Your assignment: Only lines with the string "under" are wanted. Pull them out of the data.

(Dataset rows for document pages)
# # # # #

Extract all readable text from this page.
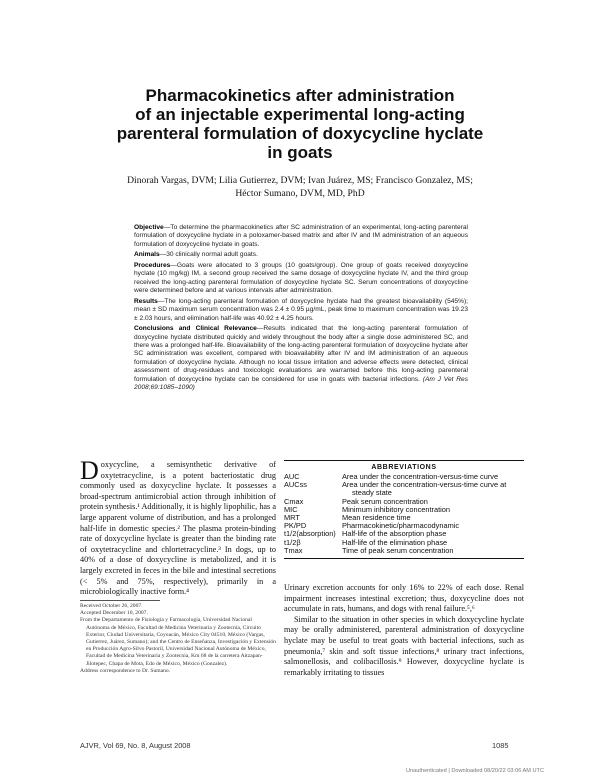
Pharmacokinetics after administration
of an injectable experimental long-acting
parenteral formulation of doxycycline hyclate
in goats
Dinorah Vargas, DVM; Lilia Gutierrez, DVM; Ivan Juárez, MS; Francisco Gonzalez, MS;
Héctor Sumano, DVM, MD, PhD

Objective—To determine the pharmacokinetics after SC administration of an experimental, long-acting parenteral formulation of doxycycline hyclate in a poloxamer-based matrix and after IV and IM administration of an aqueous formulation of doxycycline hyclate in goats.

Animals—30 clinically normal adult goats.

Procedures—Goats were allocated to 3 groups (10 goats/group). One group of goats received doxycycline hyclate (10 mg/kg) IM, a second group received the same dosage of doxycycline hyclate IV, and the third group received the long-acting parenteral formulation of doxycycline hyclate SC. Serum concentrations of doxycycline were determined before and at various intervals after administration.

Results—The long-acting parenteral formulation of doxycycline hyclate had the greatest bioavailability (545%); mean ± SD maximum serum concentration was 2.4 ± 0.95 µg/mL, peak time to maximum concentration was 19.23 ± 2.03 hours, and elimination half-life was 40.92 ± 4.25 hours.

Conclusions and Clinical Relevance—Results indicated that the long-acting parenteral formulation of doxycycline hyclate distributed quickly and widely throughout the body after a single dose administered SC, and there was a prolonged half-life. Bioavailability of the long-acting parenteral formulation of doxycycline hyclate after SC administration was excellent, compared with bioavailability after IV and IM administration of an aqueous formulation of doxycycline hyclate. Although no local tissue irritation and adverse effects were detected, clinical assessment of drug-residues and toxicologic evaluations are warranted before this long-acting parenteral formulation of doxycycline hyclate can be considered for use in goats with bacterial infections. (Am J Vet Res 2008;69:1085–1090)

Doxycycline, a semisynthetic derivative of oxytetracycline, is a potent bacteriostatic drug commonly used as doxycycline hyclate. It possesses a broad-spectrum antimicrobial action through inhibition of protein synthesis.¹ Additionally, it is highly lipophilic, has a large apparent volume of distribution, and has a prolonged half-life in domestic species.² The plasma protein-binding rate of doxycycline hyclate is greater than the binding rate of oxytetracycline and chlortetracycline.³ In dogs, up to 40% of a dose of doxycycline is metabolized, and it is largely excreted in feces in the bile and intestinal secretions (< 5% and 75%, respectively), primarily in a microbiologically inactive form.⁴

Received October 26, 2007.

Accepted December 10, 2007.

From the Departamento de Fisiología y Farmacología, Universidad Nacional Autónoma de México, Facultad de Medicina Veterinaria y Zootecnia, Circuito Exterior, Ciudad Universitaria, Coyoacán, México City 04510, México (Vargas, Gutierrez, Juárez, Sumano); and the Centro de Enseñanza, Investigación y Extensión en Producción Agro-Silvo Pastoril, Universidad Nacional Autónoma de México, Facultad de Medicina Veterinaria y Zootecnia, Km 68 de la carretera Aitzapan-Jilotepec, Chapa de Mota, Edo de México, México (Gonzalez).

Address correspondence to Dr. Sumano.

ABBREVIATIONS
AUC	Area under the concentration-versus-time curve
AUCss	Area under the concentration-versus-time curve at steady state
Cmax	Peak serum concentration
MIC	Minimum inhibitory concentration
MRT	Mean residence time
PK/PD	Pharmacokinetic/pharmacodynamic
t1/2(absorption) Half-life of the absorption phase
t1/2β	Half-life of the elimination phase
Tmax	Time of peak serum concentration

Urinary excretion accounts for only 16% to 22% of each dose. Renal impairment increases intestinal excretion; thus, doxycycline does not accumulate in rats, humans, and dogs with renal failure.⁵,⁶

Similar to the situation in other species in which doxycycline hyclate may be orally administered, parenteral administration of doxycycline hyclate may be useful to treat goats with bacterial infections, such as pneumonia,⁷ skin and soft tissue infections,⁸ urinary tract infections, salmonellosis, and colibacillosis.⁹ However, doxycycline hyclate is remarkably irritating to tissues

AJVR, Vol 69, No. 8, August 2008	1085
Unauthenticated | Downloaded 08/20/22 03:06 AM UTC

# # # # #

Response to the exercise:
AUC	Area under the concentration-versus-time curve
AUCss	Area under the concentration-versus-time curve at steady state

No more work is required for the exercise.